Task objective: Reproduce all lines of the listing below in which the word "JSON" occurs.

Exercise material:
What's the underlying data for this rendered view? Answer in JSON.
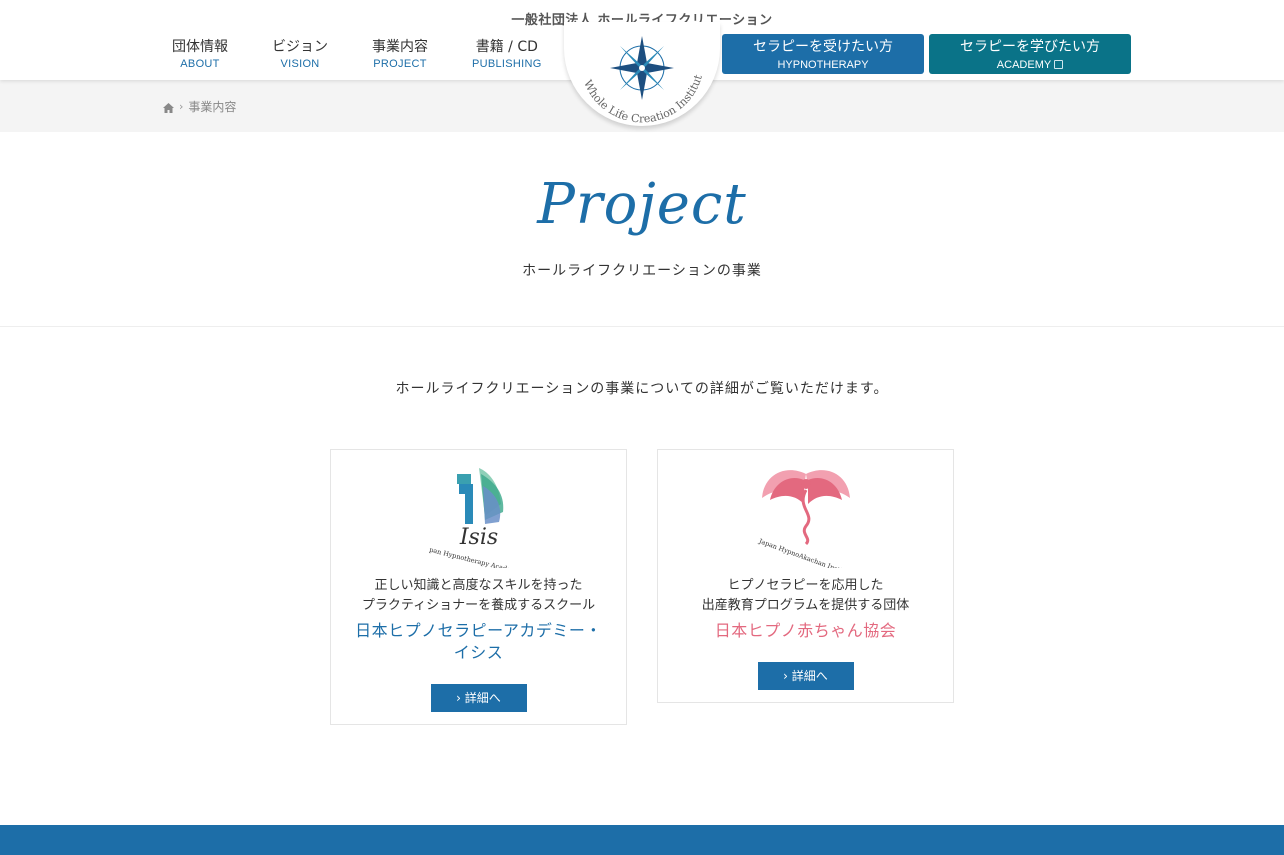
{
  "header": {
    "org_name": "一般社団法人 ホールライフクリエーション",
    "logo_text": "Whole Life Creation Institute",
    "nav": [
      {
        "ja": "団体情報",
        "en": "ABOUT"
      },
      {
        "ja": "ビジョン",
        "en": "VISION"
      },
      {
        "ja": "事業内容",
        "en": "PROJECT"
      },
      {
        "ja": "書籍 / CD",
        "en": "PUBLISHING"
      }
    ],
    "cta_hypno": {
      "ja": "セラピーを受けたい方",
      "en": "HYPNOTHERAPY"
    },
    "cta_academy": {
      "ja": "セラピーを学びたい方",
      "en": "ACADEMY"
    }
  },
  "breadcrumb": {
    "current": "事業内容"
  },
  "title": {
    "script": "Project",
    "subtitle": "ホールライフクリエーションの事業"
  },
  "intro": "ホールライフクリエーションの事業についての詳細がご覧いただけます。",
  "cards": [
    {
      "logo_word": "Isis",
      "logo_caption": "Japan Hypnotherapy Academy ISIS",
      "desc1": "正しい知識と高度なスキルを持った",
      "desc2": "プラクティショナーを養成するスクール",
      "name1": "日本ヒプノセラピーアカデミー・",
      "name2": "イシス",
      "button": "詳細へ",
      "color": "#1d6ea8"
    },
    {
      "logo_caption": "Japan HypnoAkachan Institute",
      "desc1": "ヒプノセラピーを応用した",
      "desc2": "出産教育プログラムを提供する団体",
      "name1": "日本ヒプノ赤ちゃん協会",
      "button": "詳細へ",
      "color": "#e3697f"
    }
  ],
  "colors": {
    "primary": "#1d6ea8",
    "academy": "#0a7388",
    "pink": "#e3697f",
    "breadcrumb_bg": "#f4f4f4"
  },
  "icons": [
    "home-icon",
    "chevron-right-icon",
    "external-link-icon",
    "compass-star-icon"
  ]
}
==
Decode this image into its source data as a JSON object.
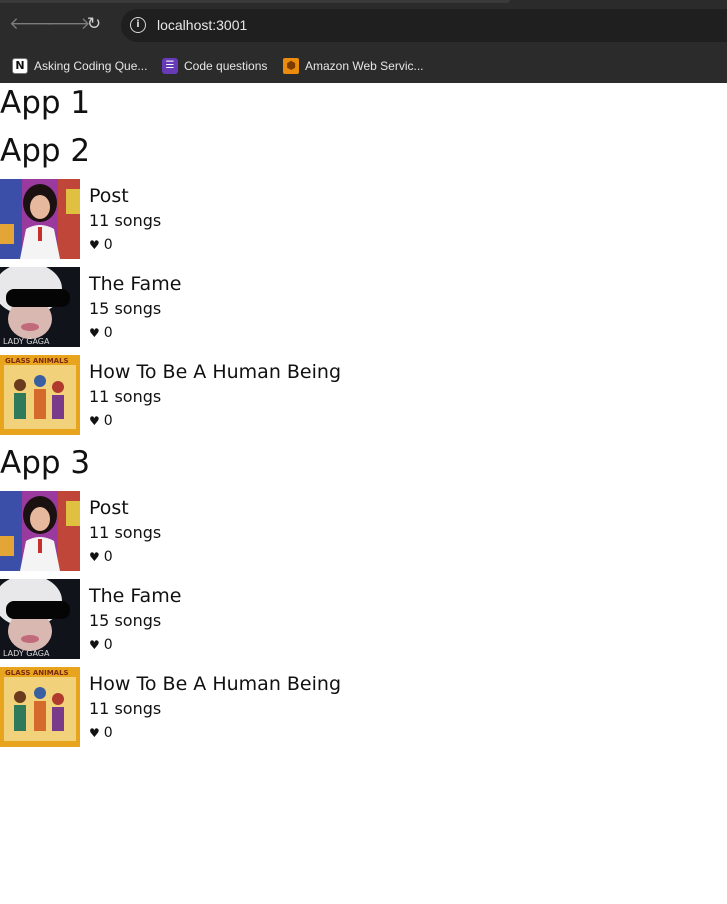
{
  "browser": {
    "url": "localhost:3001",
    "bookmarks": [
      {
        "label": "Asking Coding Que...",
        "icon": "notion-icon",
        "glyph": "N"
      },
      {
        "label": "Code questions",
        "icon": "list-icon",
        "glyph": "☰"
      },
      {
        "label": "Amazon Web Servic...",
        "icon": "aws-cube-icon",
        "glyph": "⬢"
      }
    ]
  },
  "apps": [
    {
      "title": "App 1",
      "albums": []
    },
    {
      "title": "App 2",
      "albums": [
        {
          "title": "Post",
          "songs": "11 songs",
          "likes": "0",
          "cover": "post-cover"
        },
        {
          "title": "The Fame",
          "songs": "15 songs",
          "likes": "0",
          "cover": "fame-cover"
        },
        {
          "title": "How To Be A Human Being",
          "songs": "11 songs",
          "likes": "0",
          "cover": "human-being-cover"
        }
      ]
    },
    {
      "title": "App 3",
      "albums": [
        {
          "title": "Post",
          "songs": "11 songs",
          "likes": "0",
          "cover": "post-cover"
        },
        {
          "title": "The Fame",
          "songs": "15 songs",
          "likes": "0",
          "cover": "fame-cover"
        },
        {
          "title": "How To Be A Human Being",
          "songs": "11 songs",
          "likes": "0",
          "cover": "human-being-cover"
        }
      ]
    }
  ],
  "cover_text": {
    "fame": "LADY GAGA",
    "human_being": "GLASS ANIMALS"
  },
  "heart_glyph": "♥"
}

Answer in full:
What's the underlying data for this rendered view? Answer in JSON.
Decode this image into its source data as a JSON object.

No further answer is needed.